_TASK GOAL_
Skip the images. Copy the records exactly as written.

_DATA SUPPLIED_
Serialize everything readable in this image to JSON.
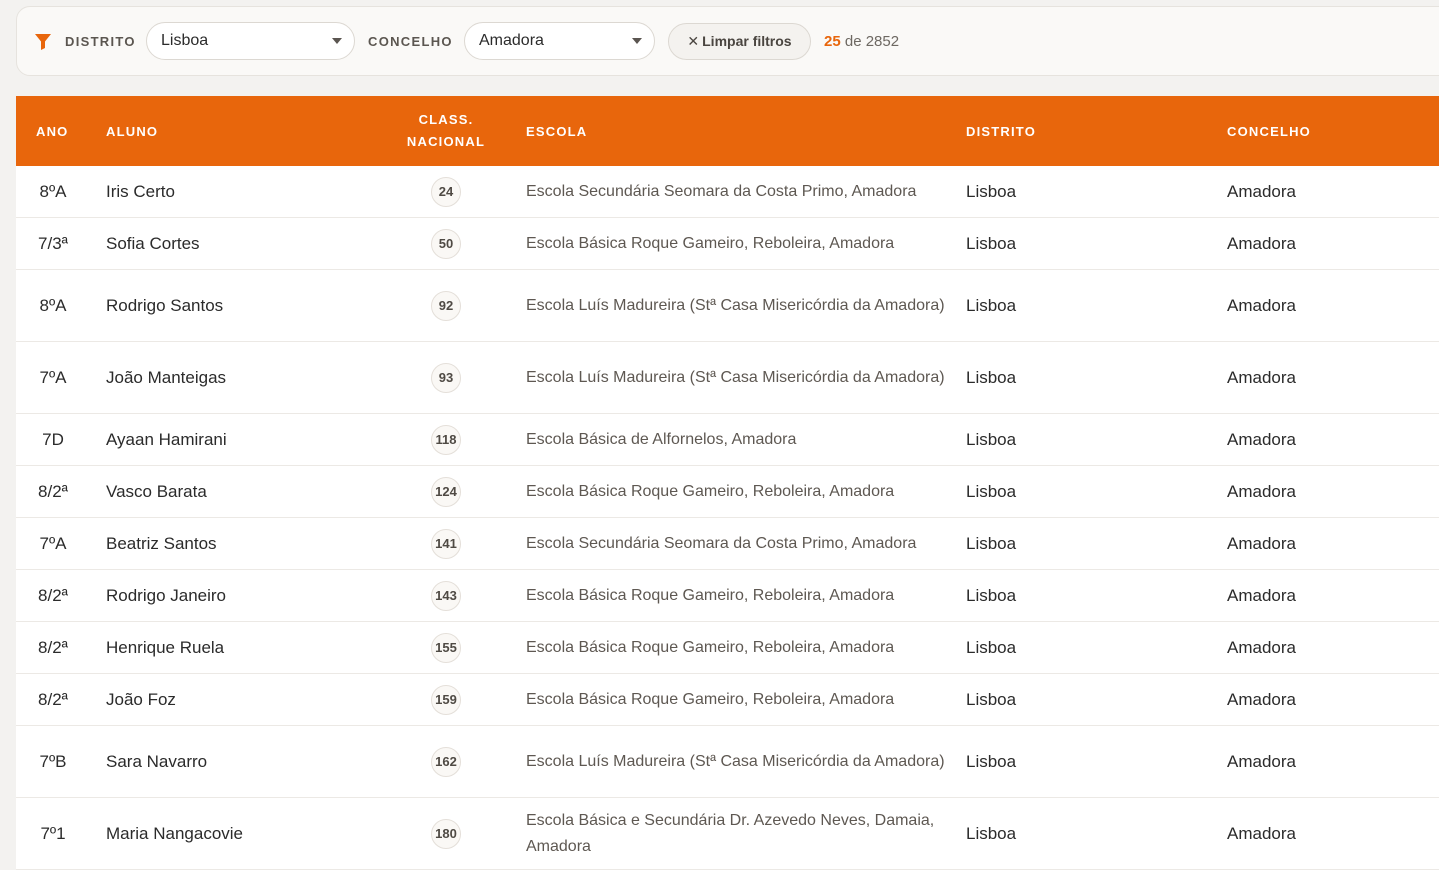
{
  "filters": {
    "distrito_label": "DISTRITO",
    "distrito_value": "Lisboa",
    "concelho_label": "CONCELHO",
    "concelho_value": "Amadora",
    "clear_label": "Limpar filtros",
    "count_shown": "25",
    "count_suffix": "de 2852"
  },
  "colors": {
    "accent": "#e8660c"
  },
  "table": {
    "headers": {
      "ano": "ANO",
      "aluno": "ALUNO",
      "rank_line1": "CLASS.",
      "rank_line2": "NACIONAL",
      "escola": "ESCOLA",
      "distrito": "DISTRITO",
      "concelho": "CONCELHO"
    },
    "rows": [
      {
        "ano": "8ºA",
        "aluno": "Iris Certo",
        "rank": "24",
        "escola": "Escola Secundária Seomara da Costa Primo, Amadora",
        "distrito": "Lisboa",
        "concelho": "Amadora"
      },
      {
        "ano": "7/3ª",
        "aluno": "Sofia Cortes",
        "rank": "50",
        "escola": "Escola Básica Roque Gameiro, Reboleira, Amadora",
        "distrito": "Lisboa",
        "concelho": "Amadora"
      },
      {
        "ano": "8ºA",
        "aluno": "Rodrigo Santos",
        "rank": "92",
        "escola": "Escola Luís Madureira (Stª Casa Misericórdia da Amadora)",
        "distrito": "Lisboa",
        "concelho": "Amadora"
      },
      {
        "ano": "7ºA",
        "aluno": "João Manteigas",
        "rank": "93",
        "escola": "Escola Luís Madureira (Stª Casa Misericórdia da Amadora)",
        "distrito": "Lisboa",
        "concelho": "Amadora"
      },
      {
        "ano": "7D",
        "aluno": "Ayaan Hamirani",
        "rank": "118",
        "escola": "Escola Básica de Alfornelos, Amadora",
        "distrito": "Lisboa",
        "concelho": "Amadora"
      },
      {
        "ano": "8/2ª",
        "aluno": "Vasco Barata",
        "rank": "124",
        "escola": "Escola Básica Roque Gameiro, Reboleira, Amadora",
        "distrito": "Lisboa",
        "concelho": "Amadora"
      },
      {
        "ano": "7ºA",
        "aluno": "Beatriz Santos",
        "rank": "141",
        "escola": "Escola Secundária Seomara da Costa Primo, Amadora",
        "distrito": "Lisboa",
        "concelho": "Amadora"
      },
      {
        "ano": "8/2ª",
        "aluno": "Rodrigo Janeiro",
        "rank": "143",
        "escola": "Escola Básica Roque Gameiro, Reboleira, Amadora",
        "distrito": "Lisboa",
        "concelho": "Amadora"
      },
      {
        "ano": "8/2ª",
        "aluno": "Henrique Ruela",
        "rank": "155",
        "escola": "Escola Básica Roque Gameiro, Reboleira, Amadora",
        "distrito": "Lisboa",
        "concelho": "Amadora"
      },
      {
        "ano": "8/2ª",
        "aluno": "João Foz",
        "rank": "159",
        "escola": "Escola Básica Roque Gameiro, Reboleira, Amadora",
        "distrito": "Lisboa",
        "concelho": "Amadora"
      },
      {
        "ano": "7ºB",
        "aluno": "Sara Navarro",
        "rank": "162",
        "escola": "Escola Luís Madureira (Stª Casa Misericórdia da Amadora)",
        "distrito": "Lisboa",
        "concelho": "Amadora"
      },
      {
        "ano": "7º1",
        "aluno": "Maria Nangacovie",
        "rank": "180",
        "escola": "Escola Básica e Secundária Dr. Azevedo Neves, Damaia, Amadora",
        "distrito": "Lisboa",
        "concelho": "Amadora"
      }
    ]
  }
}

_THE OUTPUT_
Serialize everything readable in this image to JSON.
{
  "filters": {
    "distrito_label": "DISTRITO",
    "distrito_value": "Lisboa",
    "concelho_label": "CONCELHO",
    "concelho_value": "Amadora",
    "clear_label": "Limpar filtros",
    "count_shown": "25",
    "count_suffix": "de 2852"
  },
  "colors": {
    "accent": "#e8660c"
  },
  "table": {
    "headers": {
      "ano": "ANO",
      "aluno": "ALUNO",
      "rank_line1": "CLASS.",
      "rank_line2": "NACIONAL",
      "escola": "ESCOLA",
      "distrito": "DISTRITO",
      "concelho": "CONCELHO"
    },
    "rows": [
      {
        "ano": "8ºA",
        "aluno": "Iris Certo",
        "rank": "24",
        "escola": "Escola Secundária Seomara da Costa Primo, Amadora",
        "distrito": "Lisboa",
        "concelho": "Amadora"
      },
      {
        "ano": "7/3ª",
        "aluno": "Sofia Cortes",
        "rank": "50",
        "escola": "Escola Básica Roque Gameiro, Reboleira, Amadora",
        "distrito": "Lisboa",
        "concelho": "Amadora"
      },
      {
        "ano": "8ºA",
        "aluno": "Rodrigo Santos",
        "rank": "92",
        "escola": "Escola Luís Madureira (Stª Casa Misericórdia da Amadora)",
        "distrito": "Lisboa",
        "concelho": "Amadora"
      },
      {
        "ano": "7ºA",
        "aluno": "João Manteigas",
        "rank": "93",
        "escola": "Escola Luís Madureira (Stª Casa Misericórdia da Amadora)",
        "distrito": "Lisboa",
        "concelho": "Amadora"
      },
      {
        "ano": "7D",
        "aluno": "Ayaan Hamirani",
        "rank": "118",
        "escola": "Escola Básica de Alfornelos, Amadora",
        "distrito": "Lisboa",
        "concelho": "Amadora"
      },
      {
        "ano": "8/2ª",
        "aluno": "Vasco Barata",
        "rank": "124",
        "escola": "Escola Básica Roque Gameiro, Reboleira, Amadora",
        "distrito": "Lisboa",
        "concelho": "Amadora"
      },
      {
        "ano": "7ºA",
        "aluno": "Beatriz Santos",
        "rank": "141",
        "escola": "Escola Secundária Seomara da Costa Primo, Amadora",
        "distrito": "Lisboa",
        "concelho": "Amadora"
      },
      {
        "ano": "8/2ª",
        "aluno": "Rodrigo Janeiro",
        "rank": "143",
        "escola": "Escola Básica Roque Gameiro, Reboleira, Amadora",
        "distrito": "Lisboa",
        "concelho": "Amadora"
      },
      {
        "ano": "8/2ª",
        "aluno": "Henrique Ruela",
        "rank": "155",
        "escola": "Escola Básica Roque Gameiro, Reboleira, Amadora",
        "distrito": "Lisboa",
        "concelho": "Amadora"
      },
      {
        "ano": "8/2ª",
        "aluno": "João Foz",
        "rank": "159",
        "escola": "Escola Básica Roque Gameiro, Reboleira, Amadora",
        "distrito": "Lisboa",
        "concelho": "Amadora"
      },
      {
        "ano": "7ºB",
        "aluno": "Sara Navarro",
        "rank": "162",
        "escola": "Escola Luís Madureira (Stª Casa Misericórdia da Amadora)",
        "distrito": "Lisboa",
        "concelho": "Amadora"
      },
      {
        "ano": "7º1",
        "aluno": "Maria Nangacovie",
        "rank": "180",
        "escola": "Escola Básica e Secundária Dr. Azevedo Neves, Damaia, Amadora",
        "distrito": "Lisboa",
        "concelho": "Amadora"
      }
    ]
  }
}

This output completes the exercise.